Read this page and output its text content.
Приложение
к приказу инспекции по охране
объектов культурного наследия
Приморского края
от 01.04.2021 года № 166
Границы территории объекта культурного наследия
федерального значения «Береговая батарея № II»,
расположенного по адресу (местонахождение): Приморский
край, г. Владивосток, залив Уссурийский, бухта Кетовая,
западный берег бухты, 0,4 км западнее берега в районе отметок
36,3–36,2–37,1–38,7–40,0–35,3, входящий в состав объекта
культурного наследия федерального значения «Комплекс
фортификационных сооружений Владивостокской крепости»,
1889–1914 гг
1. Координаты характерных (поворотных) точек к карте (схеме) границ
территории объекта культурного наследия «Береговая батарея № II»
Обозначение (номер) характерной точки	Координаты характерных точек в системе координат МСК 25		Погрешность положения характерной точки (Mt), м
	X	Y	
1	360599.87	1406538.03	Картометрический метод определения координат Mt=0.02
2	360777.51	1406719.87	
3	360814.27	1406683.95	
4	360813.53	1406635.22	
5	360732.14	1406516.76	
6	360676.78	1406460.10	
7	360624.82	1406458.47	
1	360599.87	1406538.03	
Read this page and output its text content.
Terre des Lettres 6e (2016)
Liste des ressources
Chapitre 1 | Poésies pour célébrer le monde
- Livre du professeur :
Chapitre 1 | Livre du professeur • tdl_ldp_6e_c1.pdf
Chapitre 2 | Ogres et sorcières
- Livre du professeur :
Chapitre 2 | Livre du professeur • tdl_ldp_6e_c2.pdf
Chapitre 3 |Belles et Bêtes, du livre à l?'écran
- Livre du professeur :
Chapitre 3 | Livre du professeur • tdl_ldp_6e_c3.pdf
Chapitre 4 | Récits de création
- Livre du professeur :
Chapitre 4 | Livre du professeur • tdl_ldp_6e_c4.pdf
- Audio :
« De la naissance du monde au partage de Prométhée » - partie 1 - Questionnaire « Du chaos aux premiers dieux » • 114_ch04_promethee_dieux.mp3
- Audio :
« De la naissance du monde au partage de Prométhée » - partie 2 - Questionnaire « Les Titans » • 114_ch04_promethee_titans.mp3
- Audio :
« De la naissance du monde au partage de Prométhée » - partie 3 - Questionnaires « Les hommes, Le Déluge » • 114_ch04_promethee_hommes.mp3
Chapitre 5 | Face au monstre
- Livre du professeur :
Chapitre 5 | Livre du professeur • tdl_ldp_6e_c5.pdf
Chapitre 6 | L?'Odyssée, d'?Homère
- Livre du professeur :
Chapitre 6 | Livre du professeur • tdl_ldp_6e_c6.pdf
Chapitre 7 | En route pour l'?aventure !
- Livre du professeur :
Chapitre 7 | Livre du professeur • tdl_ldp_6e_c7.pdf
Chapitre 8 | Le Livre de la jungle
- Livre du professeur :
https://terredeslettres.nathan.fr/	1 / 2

▶ _Task requirements_: Find the word "partie" in the records and pull out each line that has it.

▶ _Response to this exercise_:
« De la naissance du monde au partage de Prométhée » - partie 1 - Questionnaire « Du chaos aux premiers dieux » • 114_ch04_promethee_dieux.mp3
« De la naissance du monde au partage de Prométhée » - partie 2 - Questionnaire « Les Titans » • 114_ch04_promethee_titans.mp3
« De la naissance du monde au partage de Prométhée » - partie 3 - Questionnaires « Les hommes, Le Déluge » • 114_ch04_promethee_hommes.mp3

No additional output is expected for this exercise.